**Task prompt**
Below are the records; copy each line in them that holds the word "Nordbank".

** Start Exercise data **

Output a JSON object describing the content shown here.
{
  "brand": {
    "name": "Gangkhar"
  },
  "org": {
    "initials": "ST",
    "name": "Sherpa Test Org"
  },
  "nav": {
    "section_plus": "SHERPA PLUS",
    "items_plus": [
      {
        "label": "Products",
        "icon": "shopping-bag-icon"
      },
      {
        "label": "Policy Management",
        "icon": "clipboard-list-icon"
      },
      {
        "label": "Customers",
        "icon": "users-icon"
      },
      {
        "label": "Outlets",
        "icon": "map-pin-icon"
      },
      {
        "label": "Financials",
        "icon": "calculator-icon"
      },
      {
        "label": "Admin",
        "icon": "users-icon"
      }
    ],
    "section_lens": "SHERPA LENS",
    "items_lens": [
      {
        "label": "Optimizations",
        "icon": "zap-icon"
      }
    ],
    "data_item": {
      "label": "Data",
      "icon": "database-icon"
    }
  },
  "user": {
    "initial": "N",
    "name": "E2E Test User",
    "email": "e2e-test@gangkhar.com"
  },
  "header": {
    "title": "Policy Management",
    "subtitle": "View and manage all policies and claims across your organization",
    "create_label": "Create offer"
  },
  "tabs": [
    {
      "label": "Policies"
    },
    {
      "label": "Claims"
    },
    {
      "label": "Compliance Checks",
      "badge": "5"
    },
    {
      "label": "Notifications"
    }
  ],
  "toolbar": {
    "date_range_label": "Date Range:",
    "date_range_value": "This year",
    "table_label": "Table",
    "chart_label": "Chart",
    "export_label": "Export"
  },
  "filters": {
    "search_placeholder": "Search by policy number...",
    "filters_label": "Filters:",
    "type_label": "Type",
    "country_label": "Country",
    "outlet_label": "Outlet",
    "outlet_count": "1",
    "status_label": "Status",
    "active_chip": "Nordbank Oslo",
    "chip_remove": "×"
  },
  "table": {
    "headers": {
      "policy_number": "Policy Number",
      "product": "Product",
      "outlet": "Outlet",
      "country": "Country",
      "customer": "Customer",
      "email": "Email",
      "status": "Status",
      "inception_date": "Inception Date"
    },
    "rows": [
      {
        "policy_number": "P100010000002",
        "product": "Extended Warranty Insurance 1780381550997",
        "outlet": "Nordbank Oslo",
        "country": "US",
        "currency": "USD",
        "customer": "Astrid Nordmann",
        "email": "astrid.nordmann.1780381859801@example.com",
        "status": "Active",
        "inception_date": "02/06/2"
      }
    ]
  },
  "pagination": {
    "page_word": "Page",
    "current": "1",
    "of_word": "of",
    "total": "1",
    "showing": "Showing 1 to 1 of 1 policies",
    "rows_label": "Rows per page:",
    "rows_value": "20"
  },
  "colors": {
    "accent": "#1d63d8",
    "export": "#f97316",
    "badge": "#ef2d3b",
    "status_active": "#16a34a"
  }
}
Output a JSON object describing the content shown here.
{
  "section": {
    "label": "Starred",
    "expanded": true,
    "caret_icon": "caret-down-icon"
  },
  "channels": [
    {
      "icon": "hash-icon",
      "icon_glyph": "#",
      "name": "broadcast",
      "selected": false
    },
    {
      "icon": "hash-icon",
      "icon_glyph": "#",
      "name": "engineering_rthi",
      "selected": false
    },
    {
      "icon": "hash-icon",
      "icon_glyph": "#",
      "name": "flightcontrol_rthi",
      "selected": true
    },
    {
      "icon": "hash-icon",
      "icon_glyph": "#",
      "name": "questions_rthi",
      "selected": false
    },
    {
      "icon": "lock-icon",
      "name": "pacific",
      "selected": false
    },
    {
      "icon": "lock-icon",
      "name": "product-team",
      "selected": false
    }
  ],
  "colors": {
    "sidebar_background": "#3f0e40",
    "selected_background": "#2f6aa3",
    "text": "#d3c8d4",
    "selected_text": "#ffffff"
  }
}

** End Exercise data **

**Complete response**
    "active_chip": "Nordbank Oslo",
        "outlet": "Nordbank Oslo",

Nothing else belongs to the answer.